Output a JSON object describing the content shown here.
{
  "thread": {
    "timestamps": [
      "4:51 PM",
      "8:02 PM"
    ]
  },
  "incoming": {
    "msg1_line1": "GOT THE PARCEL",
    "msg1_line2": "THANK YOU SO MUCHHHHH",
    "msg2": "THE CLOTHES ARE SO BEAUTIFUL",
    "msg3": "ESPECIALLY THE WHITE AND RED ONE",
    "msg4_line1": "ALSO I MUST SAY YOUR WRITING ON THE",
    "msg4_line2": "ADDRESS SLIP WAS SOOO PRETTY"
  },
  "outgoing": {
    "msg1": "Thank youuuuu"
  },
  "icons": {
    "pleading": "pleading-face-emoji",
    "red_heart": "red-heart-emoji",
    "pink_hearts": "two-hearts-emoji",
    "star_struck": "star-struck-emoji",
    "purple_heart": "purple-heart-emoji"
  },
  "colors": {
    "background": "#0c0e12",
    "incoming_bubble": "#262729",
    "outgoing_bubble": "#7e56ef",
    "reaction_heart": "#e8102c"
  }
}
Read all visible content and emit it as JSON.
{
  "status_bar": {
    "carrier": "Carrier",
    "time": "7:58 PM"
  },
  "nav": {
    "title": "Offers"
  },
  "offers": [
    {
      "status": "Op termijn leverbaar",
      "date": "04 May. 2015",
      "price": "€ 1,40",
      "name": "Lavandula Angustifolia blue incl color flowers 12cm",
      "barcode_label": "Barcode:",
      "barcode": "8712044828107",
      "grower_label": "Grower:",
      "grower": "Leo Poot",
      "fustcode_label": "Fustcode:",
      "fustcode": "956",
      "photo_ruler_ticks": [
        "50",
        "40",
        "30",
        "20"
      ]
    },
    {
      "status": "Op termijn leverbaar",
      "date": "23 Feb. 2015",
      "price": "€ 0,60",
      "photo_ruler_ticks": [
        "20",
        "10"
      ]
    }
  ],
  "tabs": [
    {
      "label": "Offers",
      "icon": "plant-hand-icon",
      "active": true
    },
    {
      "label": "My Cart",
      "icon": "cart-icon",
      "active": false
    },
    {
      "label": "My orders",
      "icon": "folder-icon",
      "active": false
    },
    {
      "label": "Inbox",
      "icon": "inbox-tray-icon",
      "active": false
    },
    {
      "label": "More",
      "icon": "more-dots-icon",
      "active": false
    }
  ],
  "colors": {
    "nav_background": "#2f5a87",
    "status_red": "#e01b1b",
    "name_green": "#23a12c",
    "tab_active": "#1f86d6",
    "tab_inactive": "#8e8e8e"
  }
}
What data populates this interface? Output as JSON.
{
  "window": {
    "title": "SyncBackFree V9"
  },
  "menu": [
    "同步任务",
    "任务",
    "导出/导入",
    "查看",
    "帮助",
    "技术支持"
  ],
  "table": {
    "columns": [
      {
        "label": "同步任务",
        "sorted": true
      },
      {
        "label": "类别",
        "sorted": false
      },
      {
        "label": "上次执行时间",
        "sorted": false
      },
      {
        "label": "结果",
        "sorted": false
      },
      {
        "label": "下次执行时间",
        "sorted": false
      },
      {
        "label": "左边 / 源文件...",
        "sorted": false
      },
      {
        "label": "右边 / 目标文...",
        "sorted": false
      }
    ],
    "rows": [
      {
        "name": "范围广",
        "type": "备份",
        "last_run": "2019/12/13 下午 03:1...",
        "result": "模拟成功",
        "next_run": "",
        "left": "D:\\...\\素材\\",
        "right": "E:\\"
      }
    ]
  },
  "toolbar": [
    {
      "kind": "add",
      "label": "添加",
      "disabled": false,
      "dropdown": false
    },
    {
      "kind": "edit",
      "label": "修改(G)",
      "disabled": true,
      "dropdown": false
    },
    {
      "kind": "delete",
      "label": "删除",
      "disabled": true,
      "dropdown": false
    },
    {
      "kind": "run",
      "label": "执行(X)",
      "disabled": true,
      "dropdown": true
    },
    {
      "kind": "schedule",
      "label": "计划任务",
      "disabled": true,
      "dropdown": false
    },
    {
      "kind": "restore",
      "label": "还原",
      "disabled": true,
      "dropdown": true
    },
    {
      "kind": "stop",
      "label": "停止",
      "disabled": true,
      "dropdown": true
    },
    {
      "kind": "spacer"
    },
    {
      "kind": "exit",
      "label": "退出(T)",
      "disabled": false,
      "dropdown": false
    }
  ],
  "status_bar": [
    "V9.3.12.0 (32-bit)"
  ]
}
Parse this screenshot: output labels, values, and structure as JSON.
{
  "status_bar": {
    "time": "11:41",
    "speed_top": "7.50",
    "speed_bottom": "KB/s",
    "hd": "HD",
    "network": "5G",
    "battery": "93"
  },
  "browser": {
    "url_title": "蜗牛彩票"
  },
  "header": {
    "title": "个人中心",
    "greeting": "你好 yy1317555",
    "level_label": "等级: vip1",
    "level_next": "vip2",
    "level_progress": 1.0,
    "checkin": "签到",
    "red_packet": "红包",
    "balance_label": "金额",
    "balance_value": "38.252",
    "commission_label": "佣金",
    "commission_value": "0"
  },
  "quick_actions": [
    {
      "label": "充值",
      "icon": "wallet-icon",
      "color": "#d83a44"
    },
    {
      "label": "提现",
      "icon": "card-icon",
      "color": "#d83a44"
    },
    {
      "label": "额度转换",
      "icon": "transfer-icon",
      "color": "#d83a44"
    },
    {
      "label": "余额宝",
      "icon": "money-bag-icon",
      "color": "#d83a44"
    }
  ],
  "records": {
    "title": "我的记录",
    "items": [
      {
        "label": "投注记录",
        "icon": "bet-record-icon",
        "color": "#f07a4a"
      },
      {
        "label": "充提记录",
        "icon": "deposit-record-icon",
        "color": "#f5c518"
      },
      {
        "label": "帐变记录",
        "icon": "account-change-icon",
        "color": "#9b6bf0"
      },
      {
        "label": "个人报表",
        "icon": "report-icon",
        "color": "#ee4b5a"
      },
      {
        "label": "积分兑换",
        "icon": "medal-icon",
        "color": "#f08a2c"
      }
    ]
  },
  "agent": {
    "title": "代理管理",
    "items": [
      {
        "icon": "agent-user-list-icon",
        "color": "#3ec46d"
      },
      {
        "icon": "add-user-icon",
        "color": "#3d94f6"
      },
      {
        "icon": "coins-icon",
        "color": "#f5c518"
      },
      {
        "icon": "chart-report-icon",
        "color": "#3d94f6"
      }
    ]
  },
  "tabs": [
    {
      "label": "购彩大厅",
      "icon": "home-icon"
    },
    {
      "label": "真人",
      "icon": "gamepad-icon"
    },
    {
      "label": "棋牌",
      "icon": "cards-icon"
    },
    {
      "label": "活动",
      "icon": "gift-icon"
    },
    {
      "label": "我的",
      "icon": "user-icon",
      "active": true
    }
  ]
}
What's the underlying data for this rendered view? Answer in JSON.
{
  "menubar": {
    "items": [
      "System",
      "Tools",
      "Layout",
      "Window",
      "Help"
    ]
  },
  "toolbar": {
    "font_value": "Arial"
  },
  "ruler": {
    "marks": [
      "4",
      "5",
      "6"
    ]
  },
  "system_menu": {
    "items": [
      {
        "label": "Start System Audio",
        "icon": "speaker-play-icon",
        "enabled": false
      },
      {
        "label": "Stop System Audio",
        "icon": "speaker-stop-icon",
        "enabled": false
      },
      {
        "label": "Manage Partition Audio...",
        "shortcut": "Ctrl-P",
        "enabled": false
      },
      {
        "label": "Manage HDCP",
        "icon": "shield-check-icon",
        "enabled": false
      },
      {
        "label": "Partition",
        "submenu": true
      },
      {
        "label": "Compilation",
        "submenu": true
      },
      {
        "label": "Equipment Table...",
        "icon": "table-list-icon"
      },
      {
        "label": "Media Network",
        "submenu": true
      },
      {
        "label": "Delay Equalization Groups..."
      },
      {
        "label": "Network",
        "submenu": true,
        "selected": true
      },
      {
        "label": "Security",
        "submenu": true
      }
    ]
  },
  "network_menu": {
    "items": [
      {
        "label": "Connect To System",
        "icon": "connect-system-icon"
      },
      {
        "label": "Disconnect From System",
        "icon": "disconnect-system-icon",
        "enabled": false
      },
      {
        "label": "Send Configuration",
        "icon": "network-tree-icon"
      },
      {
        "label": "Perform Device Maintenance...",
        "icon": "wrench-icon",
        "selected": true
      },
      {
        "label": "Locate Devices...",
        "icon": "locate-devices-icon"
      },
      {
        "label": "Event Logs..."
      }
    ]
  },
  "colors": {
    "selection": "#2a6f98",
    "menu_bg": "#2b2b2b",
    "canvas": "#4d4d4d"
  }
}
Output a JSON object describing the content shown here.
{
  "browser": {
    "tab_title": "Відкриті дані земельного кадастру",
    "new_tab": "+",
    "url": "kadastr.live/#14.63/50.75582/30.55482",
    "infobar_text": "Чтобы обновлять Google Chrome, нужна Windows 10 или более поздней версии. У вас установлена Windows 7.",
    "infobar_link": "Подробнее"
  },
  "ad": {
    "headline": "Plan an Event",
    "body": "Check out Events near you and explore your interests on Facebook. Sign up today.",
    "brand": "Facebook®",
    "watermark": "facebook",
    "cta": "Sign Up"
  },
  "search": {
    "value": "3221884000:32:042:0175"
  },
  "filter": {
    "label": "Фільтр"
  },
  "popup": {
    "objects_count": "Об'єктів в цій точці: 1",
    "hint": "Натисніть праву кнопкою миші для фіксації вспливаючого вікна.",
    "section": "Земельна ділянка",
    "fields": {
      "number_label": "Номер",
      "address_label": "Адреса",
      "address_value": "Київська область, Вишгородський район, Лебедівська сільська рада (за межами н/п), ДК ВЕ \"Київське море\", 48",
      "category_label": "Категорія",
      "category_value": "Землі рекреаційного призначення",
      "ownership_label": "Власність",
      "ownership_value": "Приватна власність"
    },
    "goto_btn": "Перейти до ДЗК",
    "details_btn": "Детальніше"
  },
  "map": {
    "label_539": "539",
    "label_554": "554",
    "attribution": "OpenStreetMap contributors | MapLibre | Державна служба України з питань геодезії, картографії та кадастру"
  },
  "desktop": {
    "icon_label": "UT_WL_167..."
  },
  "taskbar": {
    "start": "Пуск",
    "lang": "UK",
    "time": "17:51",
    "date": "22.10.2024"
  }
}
━━━━
Only the number is wanted: count the lines of the records that hold the word "emoji".

Finished task:
5